## WHAT YOU NEED TO DO
Type out the complete listing below word for word, without its pictures.

Data excerpts:
== == ==
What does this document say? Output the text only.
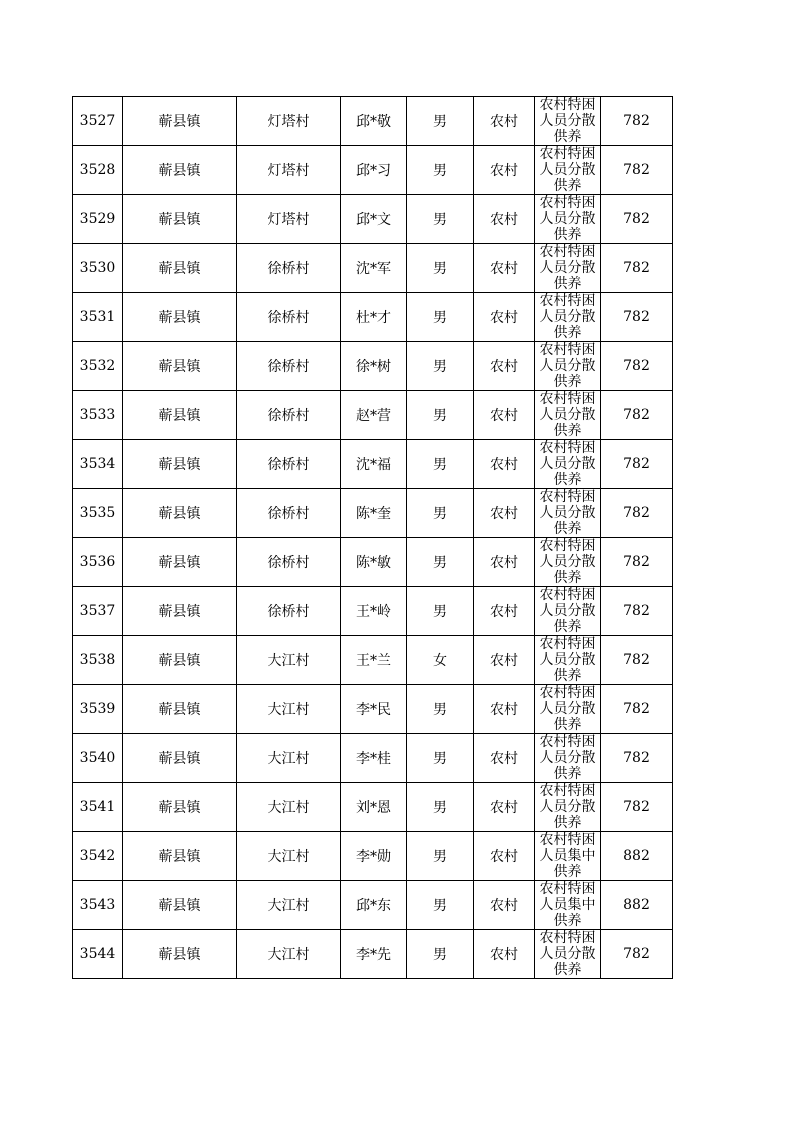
3527	蕲县镇	灯塔村	邱*敬	男	农村	农村特困人员分散供养	782
3528	蕲县镇	灯塔村	邱*习	男	农村	农村特困人员分散供养	782
3529	蕲县镇	灯塔村	邱*文	男	农村	农村特困人员分散供养	782
3530	蕲县镇	徐桥村	沈*军	男	农村	农村特困人员分散供养	782
3531	蕲县镇	徐桥村	杜*才	男	农村	农村特困人员分散供养	782
3532	蕲县镇	徐桥村	徐*树	男	农村	农村特困人员分散供养	782
3533	蕲县镇	徐桥村	赵*营	男	农村	农村特困人员分散供养	782
3534	蕲县镇	徐桥村	沈*福	男	农村	农村特困人员分散供养	782
3535	蕲县镇	徐桥村	陈*奎	男	农村	农村特困人员分散供养	782
3536	蕲县镇	徐桥村	陈*敏	男	农村	农村特困人员分散供养	782
3537	蕲县镇	徐桥村	王*岭	男	农村	农村特困人员分散供养	782
3538	蕲县镇	大江村	王*兰	女	农村	农村特困人员分散供养	782
3539	蕲县镇	大江村	李*民	男	农村	农村特困人员分散供养	782
3540	蕲县镇	大江村	李*桂	男	农村	农村特困人员分散供养	782
3541	蕲县镇	大江村	刘*恩	男	农村	农村特困人员分散供养	782
3542	蕲县镇	大江村	李*勋	男	农村	农村特困人员集中供养	882
3543	蕲县镇	大江村	邱*东	男	农村	农村特困人员集中供养	882
3544	蕲县镇	大江村	李*先	男	农村	农村特困人员分散供养	782
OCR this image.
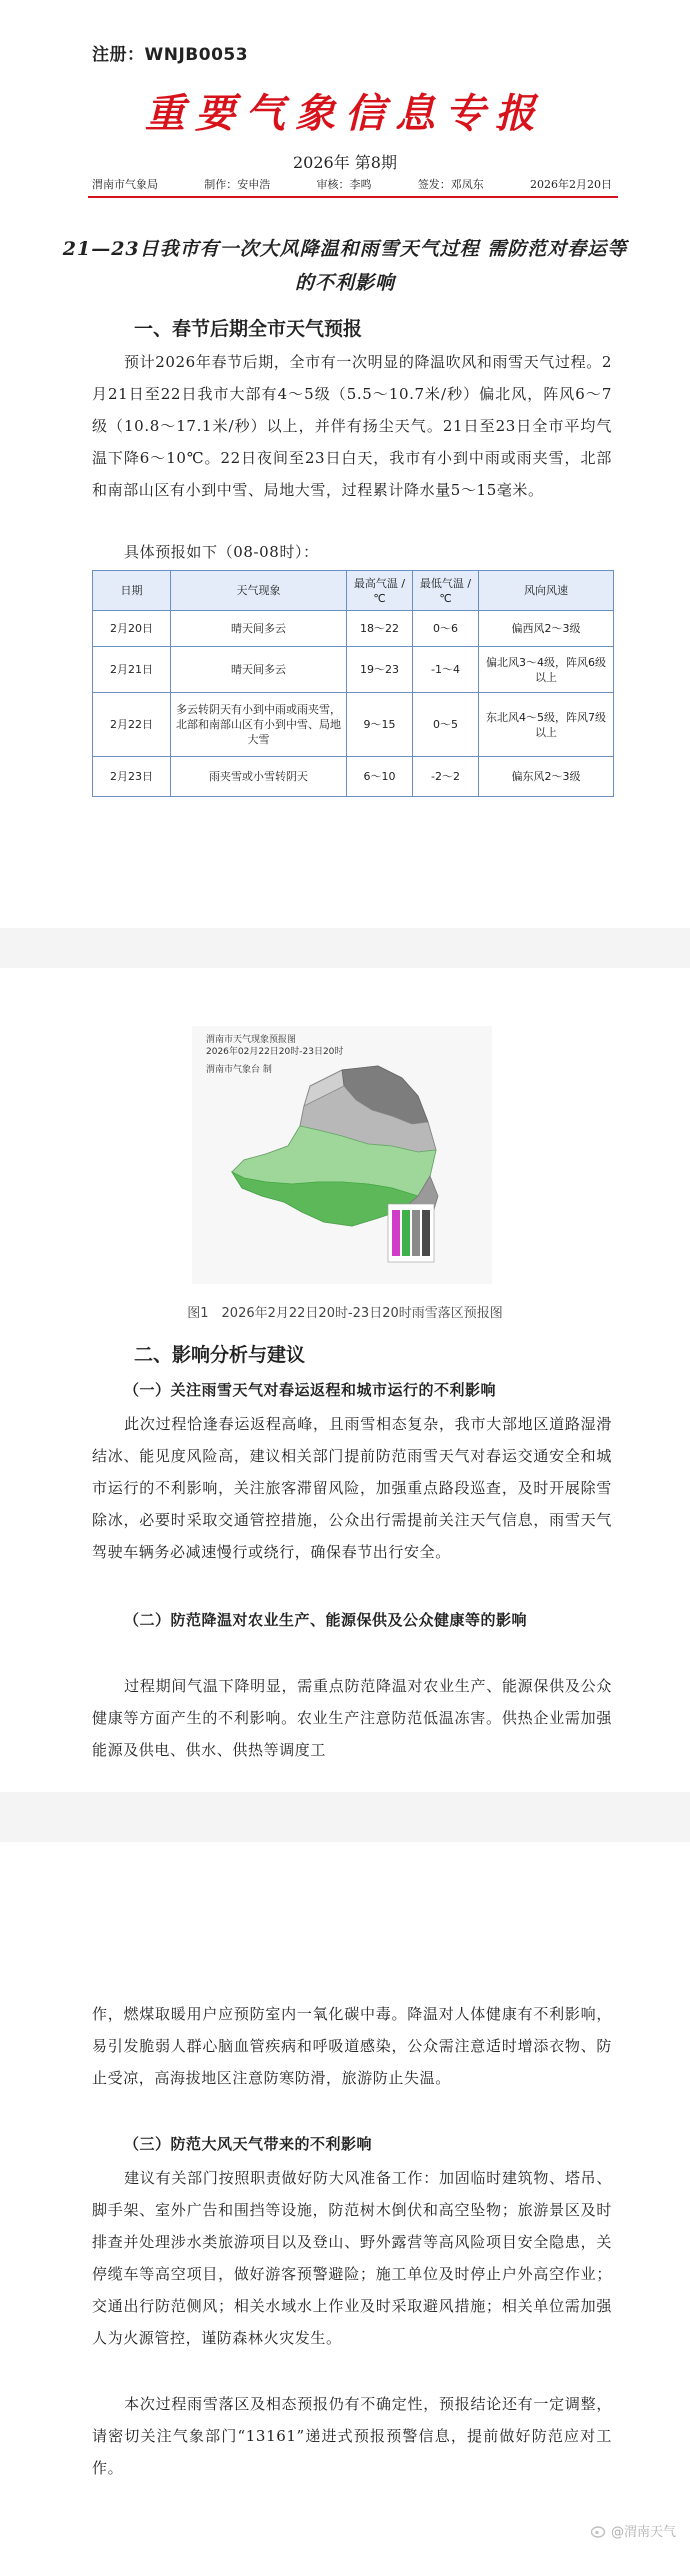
注册：WNJB0053
重要气象信息专报
2026年 第8期
渭南市气象局	制作：安申浩	审核：李鸣	签发：邓凤东	2026年2月20日
21—23日我市有一次大风降温和雨雪天气过程 需防范对春运等的不利影响
一、春节后期全市天气预报
预计2026年春节后期，全市有一次明显的降温吹风和雨雪天气过程。2月21日至22日我市大部有4～5级（5.5～10.7米/秒）偏北风，阵风6～7级（10.8～17.1米/秒）以上，并伴有扬尘天气。21日至23日全市平均气温下降6～10℃。22日夜间至23日白天，我市有小到中雨或雨夹雪，北部和南部山区有小到中雪、局地大雪，过程累计降水量5～15毫米。
具体预报如下（08-08时）：
日期	天气现象	最高气温 /℃	最低气温 /℃	风向风速
2月20日	晴天间多云	18～22	0～6	偏西风2～3级
2月21日	晴天间多云	19～23	-1～4	偏北风3～4级，阵风6级以上
2月22日	多云转阴天有小到中雨或雨夹雪，北部和南部山区有小到中雪、局地大雪	9～15	0～5	东北风4～5级，阵风7级以上
2月23日	雨夹雪或小雪转阴天	6～10	-2～2	偏东风2～3级
渭南市天气现象预报图
2026年02月22日20时-23日20时
渭南市气象台 制
图1　2026年2月22日20时-23日20时雨雪落区预报图
二、影响分析与建议
（一）关注雨雪天气对春运返程和城市运行的不利影响
此次过程恰逢春运返程高峰，且雨雪相态复杂，我市大部地区道路湿滑结冰、能见度风险高，建议相关部门提前防范雨雪天气对春运交通安全和城市运行的不利影响，关注旅客滞留风险，加强重点路段巡查，及时开展除雪除冰，必要时采取交通管控措施，公众出行需提前关注天气信息，雨雪天气驾驶车辆务必减速慢行或绕行，确保春节出行安全。
（二）防范降温对农业生产、能源保供及公众健康等的影响
过程期间气温下降明显，需重点防范降温对农业生产、能源保供及公众健康等方面产生的不利影响。农业生产注意防范低温冻害。供热企业需加强能源及供电、供水、供热等调度工
作，燃煤取暖用户应预防室内一氧化碳中毒。降温对人体健康有不利影响，易引发脆弱人群心脑血管疾病和呼吸道感染，公众需注意适时增添衣物、防止受凉，高海拔地区注意防寒防滑，旅游防止失温。
（三）防范大风天气带来的不利影响
建议有关部门按照职责做好防大风准备工作：加固临时建筑物、塔吊、脚手架、室外广告和围挡等设施，防范树木倒伏和高空坠物；旅游景区及时排查并处理涉水类旅游项目以及登山、野外露营等高风险项目安全隐患，关停缆车等高空项目，做好游客预警避险；施工单位及时停止户外高空作业；交通出行防范侧风；相关水域水上作业及时采取避风措施；相关单位需加强人为火源管控，谨防森林火灾发生。
本次过程雨雪落区及相态预报仍有不确定性，预报结论还有一定调整，请密切关注气象部门“13161”递进式预报预警信息，提前做好防范应对工作。
@渭南天气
== == ==
## RESULT BELOW
What does this document say? Output the text only.
3527	蕲县镇	灯塔村	邱*敬	男	农村	农村特困人员分散供养	782
3528	蕲县镇	灯塔村	邱*习	男	农村	农村特困人员分散供养	782
3529	蕲县镇	灯塔村	邱*文	男	农村	农村特困人员分散供养	782
3530	蕲县镇	徐桥村	沈*军	男	农村	农村特困人员分散供养	782
3531	蕲县镇	徐桥村	杜*才	男	农村	农村特困人员分散供养	782
3532	蕲县镇	徐桥村	徐*树	男	农村	农村特困人员分散供养	782
3533	蕲县镇	徐桥村	赵*营	男	农村	农村特困人员分散供养	782
3534	蕲县镇	徐桥村	沈*福	男	农村	农村特困人员分散供养	782
3535	蕲县镇	徐桥村	陈*奎	男	农村	农村特困人员分散供养	782
3536	蕲县镇	徐桥村	陈*敏	男	农村	农村特困人员分散供养	782
3537	蕲县镇	徐桥村	王*岭	男	农村	农村特困人员分散供养	782
3538	蕲县镇	大江村	王*兰	女	农村	农村特困人员分散供养	782
3539	蕲县镇	大江村	李*民	男	农村	农村特困人员分散供养	782
3540	蕲县镇	大江村	李*桂	男	农村	农村特困人员分散供养	782
3541	蕲县镇	大江村	刘*恩	男	农村	农村特困人员分散供养	782
3542	蕲县镇	大江村	李*勋	男	农村	农村特困人员集中供养	882
3543	蕲县镇	大江村	邱*东	男	农村	农村特困人员集中供养	882
3544	蕲县镇	大江村	李*先	男	农村	农村特困人员分散供养	782
OCR this image.
注册：WNJB0053
重要气象信息专报
2026年 第8期
渭南市气象局	制作：安申浩	审核：李鸣	签发：邓凤东	2026年2月20日
21—23日我市有一次大风降温和雨雪天气过程 需防范对春运等的不利影响
一、春节后期全市天气预报
预计2026年春节后期，全市有一次明显的降温吹风和雨雪天气过程。2月21日至22日我市大部有4～5级（5.5～10.7米/秒）偏北风，阵风6～7级（10.8～17.1米/秒）以上，并伴有扬尘天气。21日至23日全市平均气温下降6～10℃。22日夜间至23日白天，我市有小到中雨或雨夹雪，北部和南部山区有小到中雪、局地大雪，过程累计降水量5～15毫米。
具体预报如下（08-08时）：
日期	天气现象	最高气温 /℃	最低气温 /℃	风向风速
2月20日	晴天间多云	18～22	0～6	偏西风2～3级
2月21日	晴天间多云	19～23	-1～4	偏北风3～4级，阵风6级以上
2月22日	多云转阴天有小到中雨或雨夹雪，北部和南部山区有小到中雪、局地大雪	9～15	0～5	东北风4～5级，阵风7级以上
2月23日	雨夹雪或小雪转阴天	6～10	-2～2	偏东风2～3级
渭南市天气现象预报图
2026年02月22日20时-23日20时
渭南市气象台 制
图1　2026年2月22日20时-23日20时雨雪落区预报图
二、影响分析与建议
（一）关注雨雪天气对春运返程和城市运行的不利影响
此次过程恰逢春运返程高峰，且雨雪相态复杂，我市大部地区道路湿滑结冰、能见度风险高，建议相关部门提前防范雨雪天气对春运交通安全和城市运行的不利影响，关注旅客滞留风险，加强重点路段巡查，及时开展除雪除冰，必要时采取交通管控措施，公众出行需提前关注天气信息，雨雪天气驾驶车辆务必减速慢行或绕行，确保春节出行安全。
（二）防范降温对农业生产、能源保供及公众健康等的影响
过程期间气温下降明显，需重点防范降温对农业生产、能源保供及公众健康等方面产生的不利影响。农业生产注意防范低温冻害。供热企业需加强能源及供电、供水、供热等调度工
作，燃煤取暖用户应预防室内一氧化碳中毒。降温对人体健康有不利影响，易引发脆弱人群心脑血管疾病和呼吸道感染，公众需注意适时增添衣物、防止受凉，高海拔地区注意防寒防滑，旅游防止失温。
（三）防范大风天气带来的不利影响
建议有关部门按照职责做好防大风准备工作：加固临时建筑物、塔吊、脚手架、室外广告和围挡等设施，防范树木倒伏和高空坠物；旅游景区及时排查并处理涉水类旅游项目以及登山、野外露营等高风险项目安全隐患，关停缆车等高空项目，做好游客预警避险；施工单位及时停止户外高空作业；交通出行防范侧风；相关水域水上作业及时采取避风措施；相关单位需加强人为火源管控，谨防森林火灾发生。
本次过程雨雪落区及相态预报仍有不确定性，预报结论还有一定调整，请密切关注气象部门“13161”递进式预报预警信息，提前做好防范应对工作。
@渭南天气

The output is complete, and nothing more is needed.